### Task requirements
Restate the complete material exactly.

Data records:
--*--
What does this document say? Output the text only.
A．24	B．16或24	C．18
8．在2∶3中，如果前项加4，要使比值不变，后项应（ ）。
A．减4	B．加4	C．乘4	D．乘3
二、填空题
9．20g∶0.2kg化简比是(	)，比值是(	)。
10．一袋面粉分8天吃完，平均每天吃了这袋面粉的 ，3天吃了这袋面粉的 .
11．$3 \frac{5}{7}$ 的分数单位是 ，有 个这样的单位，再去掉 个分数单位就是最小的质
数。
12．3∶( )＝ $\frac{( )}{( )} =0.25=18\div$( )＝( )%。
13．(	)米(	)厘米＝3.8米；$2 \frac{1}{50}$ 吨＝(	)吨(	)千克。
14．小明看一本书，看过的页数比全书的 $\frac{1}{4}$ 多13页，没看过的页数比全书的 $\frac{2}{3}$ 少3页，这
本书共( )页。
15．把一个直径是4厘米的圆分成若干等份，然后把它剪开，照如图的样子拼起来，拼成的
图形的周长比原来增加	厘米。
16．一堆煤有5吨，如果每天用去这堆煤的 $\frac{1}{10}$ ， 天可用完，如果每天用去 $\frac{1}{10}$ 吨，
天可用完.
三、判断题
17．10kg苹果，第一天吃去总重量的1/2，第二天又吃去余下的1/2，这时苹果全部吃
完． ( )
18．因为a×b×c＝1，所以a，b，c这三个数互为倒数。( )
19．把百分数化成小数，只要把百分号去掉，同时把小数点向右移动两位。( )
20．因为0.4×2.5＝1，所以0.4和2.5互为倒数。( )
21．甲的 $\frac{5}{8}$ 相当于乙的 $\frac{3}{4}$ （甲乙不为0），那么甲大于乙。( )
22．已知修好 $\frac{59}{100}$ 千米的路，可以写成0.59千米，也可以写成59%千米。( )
--*--
### Answer to the problem
What does this document say? Output the text only.
A．24	B．16或24	C．18
8．在2∶3中，如果前项加4，要使比值不变，后项应（ ）。
A．减4	B．加4	C．乘4	D．乘3
二、填空题
9．20g∶0.2kg化简比是(	)，比值是(	)。
10．一袋面粉分8天吃完，平均每天吃了这袋面粉的 ，3天吃了这袋面粉的 .
11．$3 \frac{5}{7}$ 的分数单位是 ，有 个这样的单位，再去掉 个分数单位就是最小的质
数。
12．3∶( )＝ $\frac{( )}{( )} =0.25=18\div$( )＝( )%。
13．(	)米(	)厘米＝3.8米；$2 \frac{1}{50}$ 吨＝(	)吨(	)千克。
14．小明看一本书，看过的页数比全书的 $\frac{1}{4}$ 多13页，没看过的页数比全书的 $\frac{2}{3}$ 少3页，这
本书共( )页。
15．把一个直径是4厘米的圆分成若干等份，然后把它剪开，照如图的样子拼起来，拼成的
图形的周长比原来增加	厘米。
16．一堆煤有5吨，如果每天用去这堆煤的 $\frac{1}{10}$ ， 天可用完，如果每天用去 $\frac{1}{10}$ 吨，
天可用完.
三、判断题
17．10kg苹果，第一天吃去总重量的1/2，第二天又吃去余下的1/2，这时苹果全部吃
完． ( )
18．因为a×b×c＝1，所以a，b，c这三个数互为倒数。( )
19．把百分数化成小数，只要把百分号去掉，同时把小数点向右移动两位。( )
20．因为0.4×2.5＝1，所以0.4和2.5互为倒数。( )
21．甲的 $\frac{5}{8}$ 相当于乙的 $\frac{3}{4}$ （甲乙不为0），那么甲大于乙。( )
22．已知修好 $\frac{59}{100}$ 千米的路，可以写成0.59千米，也可以写成59%千米。( )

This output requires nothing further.